START

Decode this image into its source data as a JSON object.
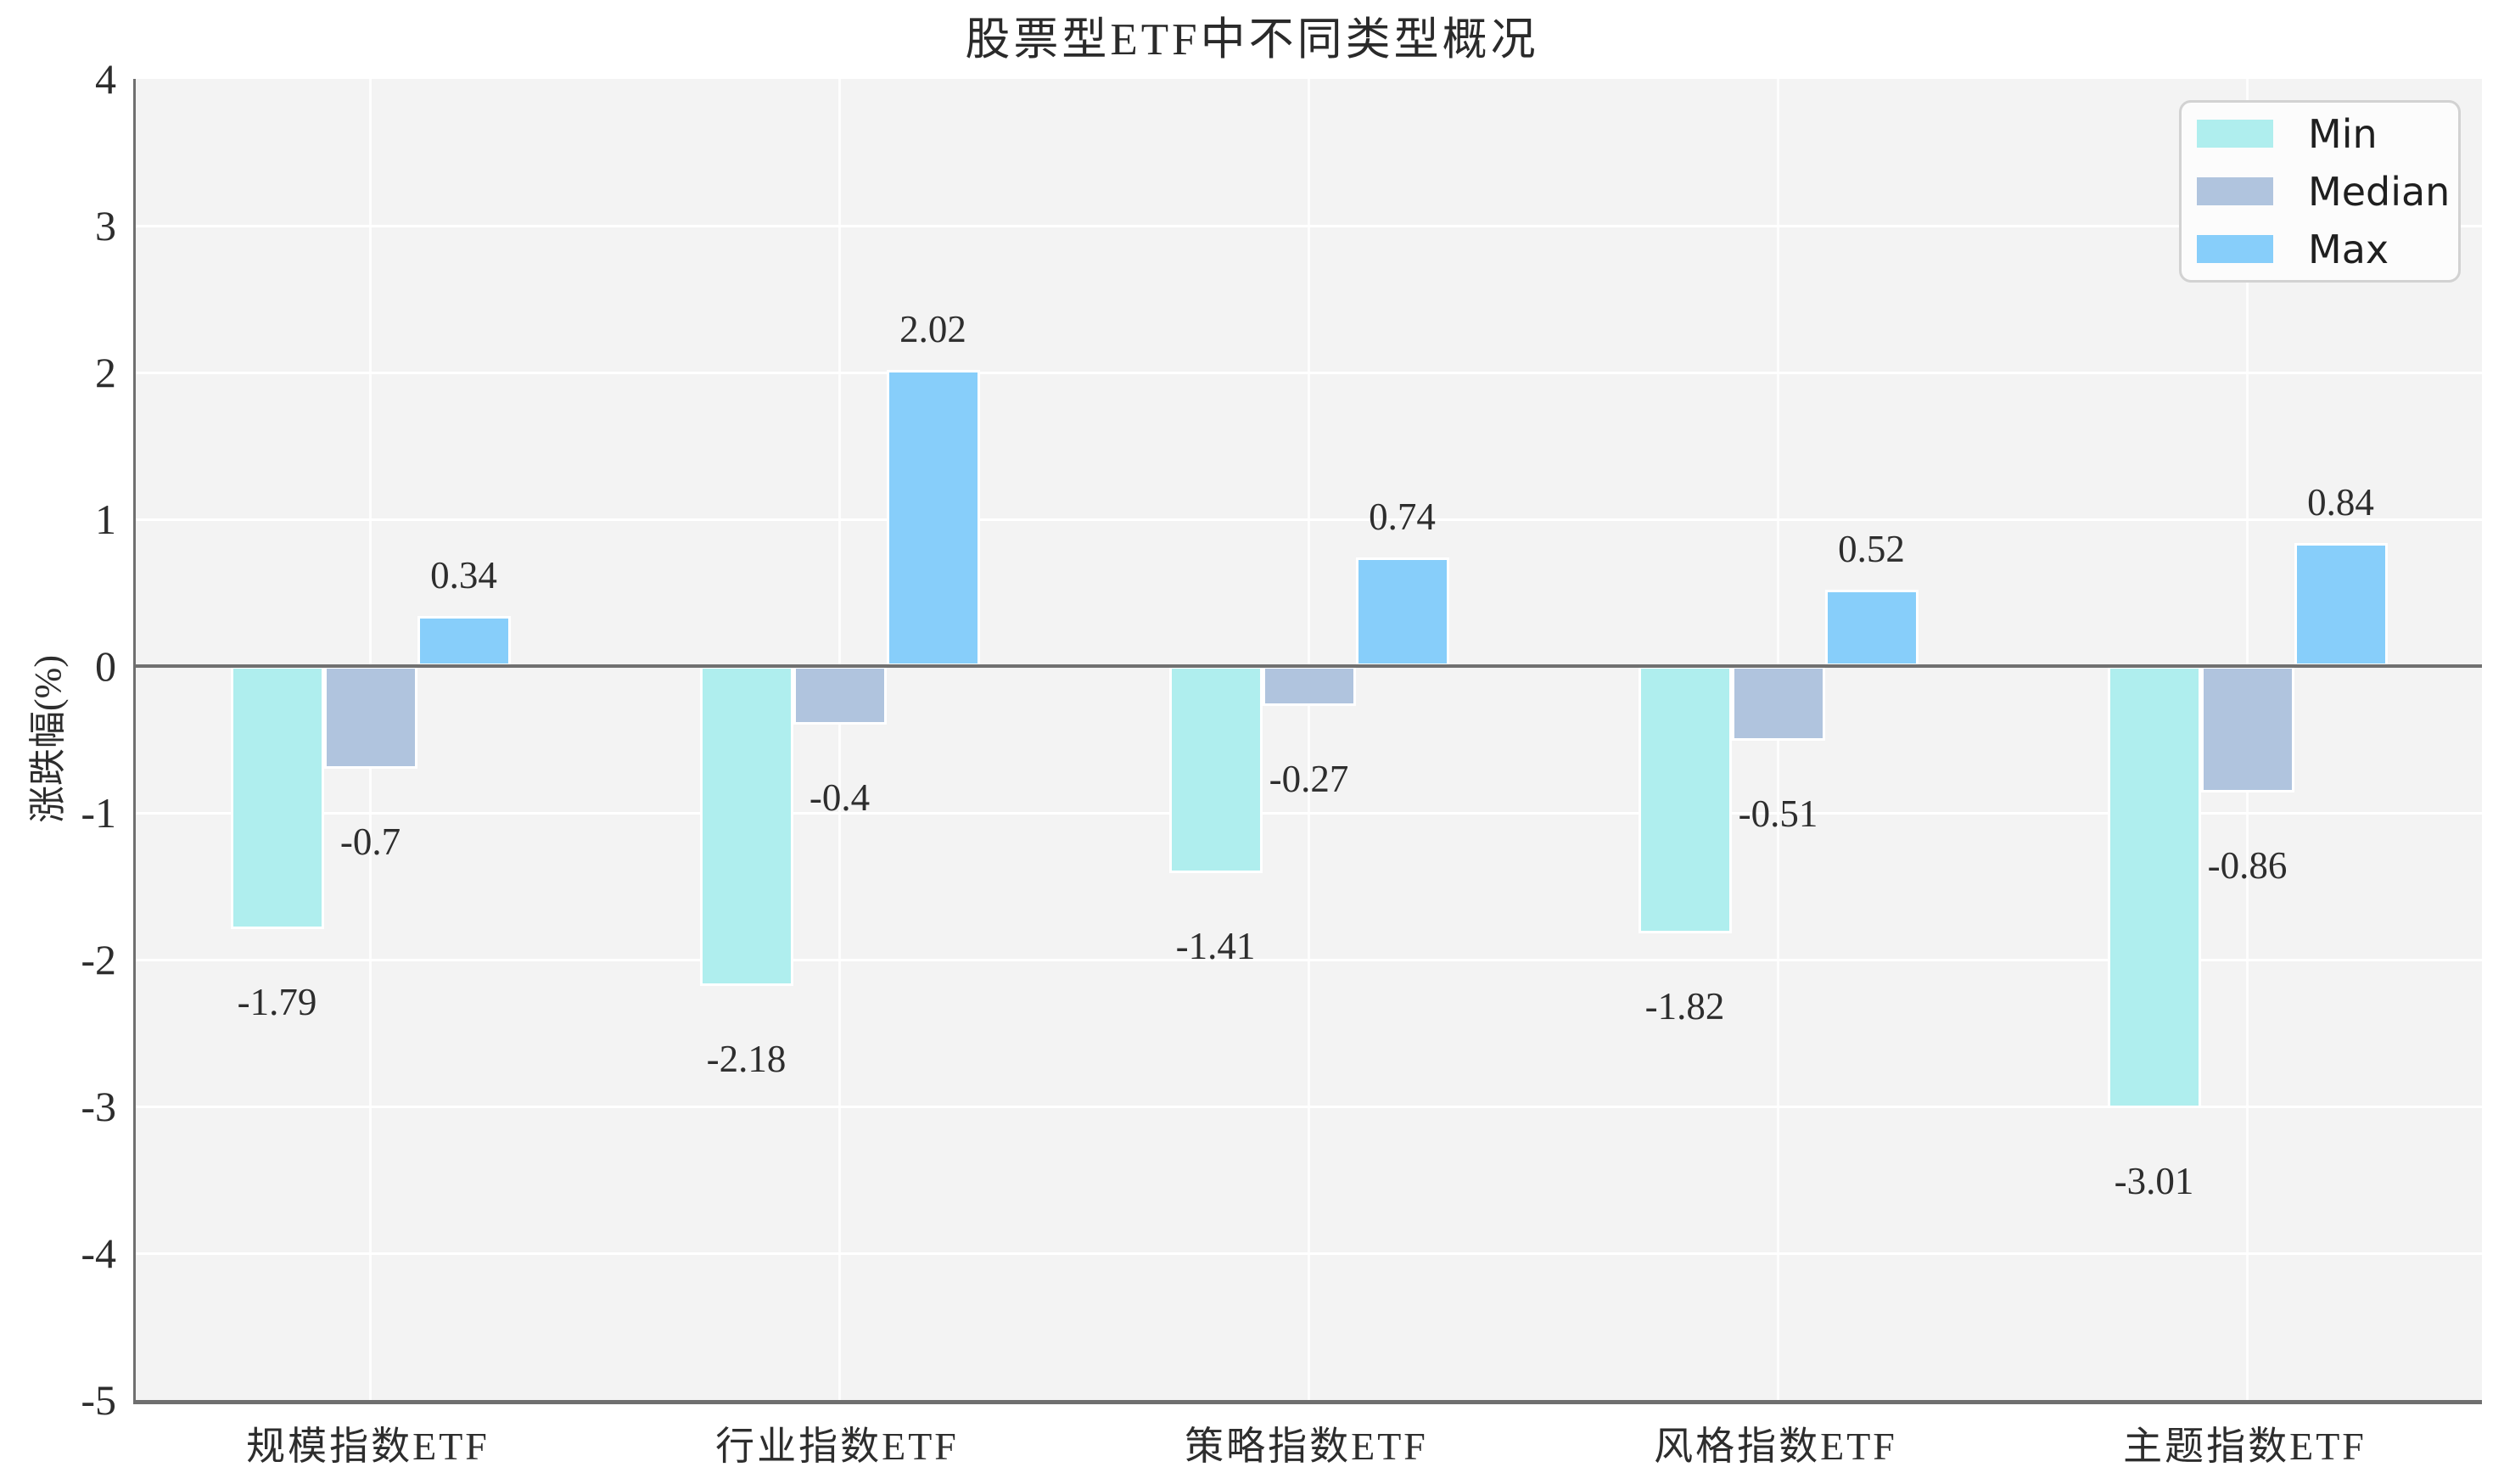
{
  "title": "股票型ETF中不同类型概况",
  "chart_data": {
    "type": "bar",
    "title": "股票型ETF中不同类型概况",
    "xlabel": "",
    "ylabel": "涨跌幅(%)",
    "categories": [
      "规模指数ETF",
      "行业指数ETF",
      "策略指数ETF",
      "风格指数ETF",
      "主题指数ETF"
    ],
    "series": [
      {
        "name": "Min",
        "color": "#AFEEEE",
        "values": [
          -1.79,
          -2.18,
          -1.41,
          -1.82,
          -3.01
        ],
        "labels": [
          "-1.79",
          "-2.18",
          "-1.41",
          "-1.82",
          "-3.01"
        ]
      },
      {
        "name": "Median",
        "color": "#B0C4DE",
        "values": [
          -0.7,
          -0.4,
          -0.27,
          -0.51,
          -0.86
        ],
        "labels": [
          "-0.7",
          "-0.4",
          "-0.27",
          "-0.51",
          "-0.86"
        ]
      },
      {
        "name": "Max",
        "color": "#87CEFA",
        "values": [
          0.34,
          2.02,
          0.74,
          0.52,
          0.84
        ],
        "labels": [
          "0.34",
          "2.02",
          "0.74",
          "0.52",
          "0.84"
        ]
      }
    ],
    "ylim": [
      -5,
      4
    ],
    "yticks": [
      "4",
      "3",
      "2",
      "1",
      "0",
      "-1",
      "-2",
      "-3",
      "-4",
      "-5"
    ],
    "grid": true,
    "legend_position": "upper right",
    "legend_entries": [
      "Min",
      "Median",
      "Max"
    ]
  },
  "colors": {
    "plot_background": "#f3f3f3",
    "grid_line": "#ffffff",
    "spine": "#6f6f6f",
    "zero_line": "#707070",
    "text": "#2d2d2d",
    "legend_border": "#d2d2d2",
    "legend_background": "#fcfcfc",
    "min_bar": "#AFEEEE",
    "median_bar": "#B0C4DE",
    "max_bar": "#87CEFA"
  }
}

END

Exercise instructions: Please set down each line of the data above exactly as written, without the pictures.

Final result:
Decode this image into its source data as a JSON object.
{
  "title": "股票型ETF中不同类型概况",
  "chart_data": {
    "type": "bar",
    "title": "股票型ETF中不同类型概况",
    "xlabel": "",
    "ylabel": "涨跌幅(%)",
    "categories": [
      "规模指数ETF",
      "行业指数ETF",
      "策略指数ETF",
      "风格指数ETF",
      "主题指数ETF"
    ],
    "series": [
      {
        "name": "Min",
        "color": "#AFEEEE",
        "values": [
          -1.79,
          -2.18,
          -1.41,
          -1.82,
          -3.01
        ],
        "labels": [
          "-1.79",
          "-2.18",
          "-1.41",
          "-1.82",
          "-3.01"
        ]
      },
      {
        "name": "Median",
        "color": "#B0C4DE",
        "values": [
          -0.7,
          -0.4,
          -0.27,
          -0.51,
          -0.86
        ],
        "labels": [
          "-0.7",
          "-0.4",
          "-0.27",
          "-0.51",
          "-0.86"
        ]
      },
      {
        "name": "Max",
        "color": "#87CEFA",
        "values": [
          0.34,
          2.02,
          0.74,
          0.52,
          0.84
        ],
        "labels": [
          "0.34",
          "2.02",
          "0.74",
          "0.52",
          "0.84"
        ]
      }
    ],
    "ylim": [
      -5,
      4
    ],
    "yticks": [
      "4",
      "3",
      "2",
      "1",
      "0",
      "-1",
      "-2",
      "-3",
      "-4",
      "-5"
    ],
    "grid": true,
    "legend_position": "upper right",
    "legend_entries": [
      "Min",
      "Median",
      "Max"
    ]
  },
  "colors": {
    "plot_background": "#f3f3f3",
    "grid_line": "#ffffff",
    "spine": "#6f6f6f",
    "zero_line": "#707070",
    "text": "#2d2d2d",
    "legend_border": "#d2d2d2",
    "legend_background": "#fcfcfc",
    "min_bar": "#AFEEEE",
    "median_bar": "#B0C4DE",
    "max_bar": "#87CEFA"
  }
}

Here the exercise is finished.